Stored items
#####

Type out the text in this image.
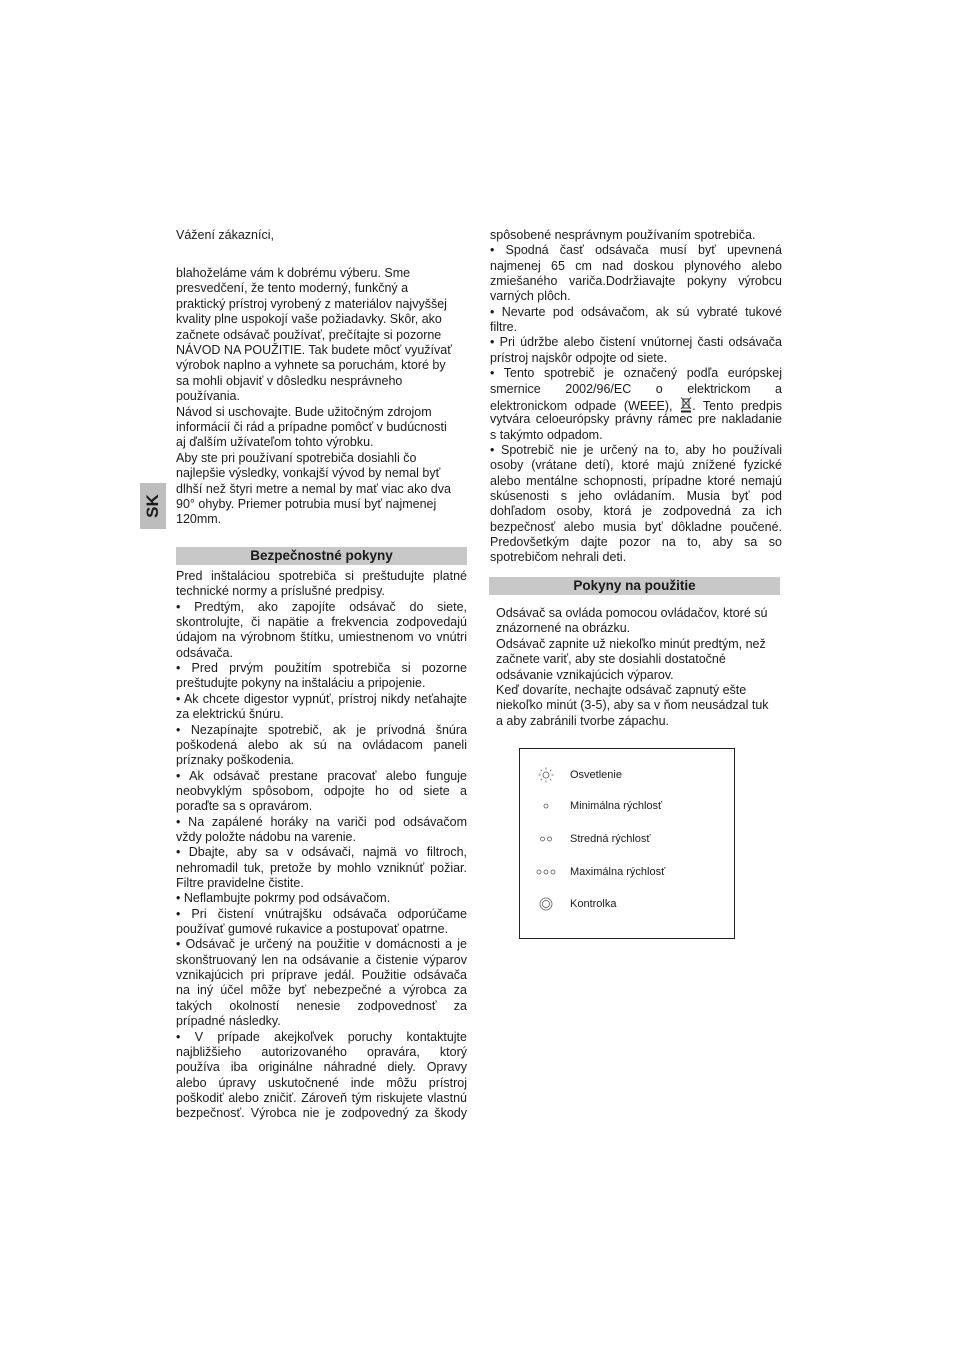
SK
Vážení zákazníci,
blahoželáme vám k dobrému výberu. Sme
presvedčení, že tento moderný, funkčný a
praktický prístroj vyrobený z materiálov najvyššej
kvality plne uspokojí vaše požiadavky. Skôr, ako
začnete odsávač používať, prečítajte si pozorne
NÁVOD NA POUŽITIE. Tak budete môcť využívať
výrobok naplno a vyhnete sa poruchám, ktoré by
sa mohli objaviť v dôsledku nesprávneho
používania.
Návod si uschovajte. Bude užitočným zdrojom
informácií či rád a prípadne pomôcť v budúcnosti
aj ďalším užívateľom tohto výrobku.
Aby ste pri používaní spotrebiča dosiahli čo
najlepšie výsledky, vonkajší vývod by nemal byť
dlhší než štyri metre a nemal by mať viac ako dva
90° ohyby. Priemer potrubia musí byť najmenej
120mm.
Bezpečnostné pokyny
Pred inštaláciou spotrebiča si preštudujte platné
technické normy a príslušné predpisy.
• Predtým, ako zapojíte odsávač do siete,
skontrolujte, či napätie a frekvencia zodpovedajú
údajom na výrobnom štítku, umiestnenom vo vnútri
odsávača.
• Pred prvým použitím spotrebiča si pozorne
preštudujte pokyny na inštaláciu a pripojenie.
• Ak chcete digestor vypnúť, prístroj nikdy neťahajte
za elektrickú šnúru.
• Nezapínajte spotrebič, ak je prívodná šnúra
poškodená alebo ak sú na ovládacom paneli
príznaky poškodenia.
• Ak odsávač prestane pracovať alebo funguje
neobvyklým spôsobom, odpojte ho od siete a
poraďte sa s opravárom.
• Na zapálené horáky na variči pod odsávačom
vždy položte nádobu na varenie.
• Dbajte, aby sa v odsávači, najmä vo filtroch,
nehromadil tuk, pretože by mohlo vzniknúť požiar.
Filtre pravidelne čistite.
• Neflambujte pokrmy pod odsávačom.
• Pri čistení vnútrajšku odsávača odporúčame
používať gumové rukavice a postupovať opatrne.
• Odsávač je určený na použitie v domácnosti a je
skonštruovaný len na odsávanie a čistenie výparov
vznikajúcich pri príprave jedál. Použitie odsávača
na iný účel môže byť nebezpečné a výrobca za
takých okolností nenesie zodpovednosť za
prípadné následky.
• V prípade akejkoľvek poruchy kontaktujte
najbližšieho autorizovaného opravára, ktorý
používa iba originálne náhradné diely. Opravy
alebo úpravy uskutočnené inde môžu prístroj
poškodiť alebo zničiť. Zároveň tým riskujete vlastnú
bezpečnosť. Výrobca nie je zodpovedný za škody
spôsobené nesprávnym používaním spotrebiča.
• Spodná časť odsávača musí byť upevnená
najmenej 65 cm nad doskou plynového alebo
zmiešaného variča.Dodržiavajte pokyny výrobcu
varných plôch.
• Nevarte pod odsávačom, ak sú vybraté tukové
filtre.
• Pri údržbe alebo čistení vnútornej časti odsávača
prístroj najskôr odpojte od siete.
• Tento spotrebič je označený podľa európskej
smernice 2002/96/EC o elektrickom a
elektronickom odpade (WEEE), . Tento predpis
vytvára celoeurópsky právny rámec pre nakladanie
s takýmto odpadom.
• Spotrebič nie je určený na to, aby ho používali
osoby (vrátane detí), ktoré majú znížené fyzické
alebo mentálne schopnosti, prípadne ktoré nemajú
skúsenosti s jeho ovládaním. Musia byť pod
dohľadom osoby, ktorá je zodpovedná za ich
bezpečnosť alebo musia byť dôkladne poučené.
Predovšetkým dajte pozor na to, aby sa so
spotrebičom nehrali deti.
Pokyny na použitie
Odsávač sa ovláda pomocou ovládačov, ktoré sú
znázornené na obrázku.
Odsávač zapnite už niekoľko minút predtým, než
začnete variť, aby ste dosiahli dostatočné
odsávanie vznikajúcich výparov.
Keď dovaríte, nechajte odsávač zapnutý ešte
niekoľko minút (3-5), aby sa v ňom neusádzal tuk
a aby zabránili tvorbe zápachu.
Osvetlenie
Minimálna rýchlosť
Stredná rýchlosť
Maximálna rýchlosť
Kontrolka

#####

**WHAT YOU HAVE TO DO:** Strip out the pictures and quote the remaining data word for word.

**ANSWER TO THE EXERCISE:**
Type out the text in this image.
SK
Vážení zákazníci,
blahoželáme vám k dobrému výberu. Sme
presvedčení, že tento moderný, funkčný a
praktický prístroj vyrobený z materiálov najvyššej
kvality plne uspokojí vaše požiadavky. Skôr, ako
začnete odsávač používať, prečítajte si pozorne
NÁVOD NA POUŽITIE. Tak budete môcť využívať
výrobok naplno a vyhnete sa poruchám, ktoré by
sa mohli objaviť v dôsledku nesprávneho
používania.
Návod si uschovajte. Bude užitočným zdrojom
informácií či rád a prípadne pomôcť v budúcnosti
aj ďalším užívateľom tohto výrobku.
Aby ste pri používaní spotrebiča dosiahli čo
najlepšie výsledky, vonkajší vývod by nemal byť
dlhší než štyri metre a nemal by mať viac ako dva
90° ohyby. Priemer potrubia musí byť najmenej
120mm.
Bezpečnostné pokyny
Pred inštaláciou spotrebiča si preštudujte platné
technické normy a príslušné predpisy.
• Predtým, ako zapojíte odsávač do siete,
skontrolujte, či napätie a frekvencia zodpovedajú
údajom na výrobnom štítku, umiestnenom vo vnútri
odsávača.
• Pred prvým použitím spotrebiča si pozorne
preštudujte pokyny na inštaláciu a pripojenie.
• Ak chcete digestor vypnúť, prístroj nikdy neťahajte
za elektrickú šnúru.
• Nezapínajte spotrebič, ak je prívodná šnúra
poškodená alebo ak sú na ovládacom paneli
príznaky poškodenia.
• Ak odsávač prestane pracovať alebo funguje
neobvyklým spôsobom, odpojte ho od siete a
poraďte sa s opravárom.
• Na zapálené horáky na variči pod odsávačom
vždy položte nádobu na varenie.
• Dbajte, aby sa v odsávači, najmä vo filtroch,
nehromadil tuk, pretože by mohlo vzniknúť požiar.
Filtre pravidelne čistite.
• Neflambujte pokrmy pod odsávačom.
• Pri čistení vnútrajšku odsávača odporúčame
používať gumové rukavice a postupovať opatrne.
• Odsávač je určený na použitie v domácnosti a je
skonštruovaný len na odsávanie a čistenie výparov
vznikajúcich pri príprave jedál. Použitie odsávača
na iný účel môže byť nebezpečné a výrobca za
takých okolností nenesie zodpovednosť za
prípadné následky.
• V prípade akejkoľvek poruchy kontaktujte
najbližšieho autorizovaného opravára, ktorý
používa iba originálne náhradné diely. Opravy
alebo úpravy uskutočnené inde môžu prístroj
poškodiť alebo zničiť. Zároveň tým riskujete vlastnú
bezpečnosť. Výrobca nie je zodpovedný za škody
spôsobené nesprávnym používaním spotrebiča.
• Spodná časť odsávača musí byť upevnená
najmenej 65 cm nad doskou plynového alebo
zmiešaného variča.Dodržiavajte pokyny výrobcu
varných plôch.
• Nevarte pod odsávačom, ak sú vybraté tukové
filtre.
• Pri údržbe alebo čistení vnútornej časti odsávača
prístroj najskôr odpojte od siete.
• Tento spotrebič je označený podľa európskej
smernice 2002/96/EC o elektrickom a
elektronickom odpade (WEEE), . Tento predpis
vytvára celoeurópsky právny rámec pre nakladanie
s takýmto odpadom.
• Spotrebič nie je určený na to, aby ho používali
osoby (vrátane detí), ktoré majú znížené fyzické
alebo mentálne schopnosti, prípadne ktoré nemajú
skúsenosti s jeho ovládaním. Musia byť pod
dohľadom osoby, ktorá je zodpovedná za ich
bezpečnosť alebo musia byť dôkladne poučené.
Predovšetkým dajte pozor na to, aby sa so
spotrebičom nehrali deti.
Pokyny na použitie
Odsávač sa ovláda pomocou ovládačov, ktoré sú
znázornené na obrázku.
Odsávač zapnite už niekoľko minút predtým, než
začnete variť, aby ste dosiahli dostatočné
odsávanie vznikajúcich výparov.
Keď dovaríte, nechajte odsávač zapnutý ešte
niekoľko minút (3-5), aby sa v ňom neusádzal tuk
a aby zabránili tvorbe zápachu.
Osvetlenie
Minimálna rýchlosť
Stredná rýchlosť
Maximálna rýchlosť
Kontrolka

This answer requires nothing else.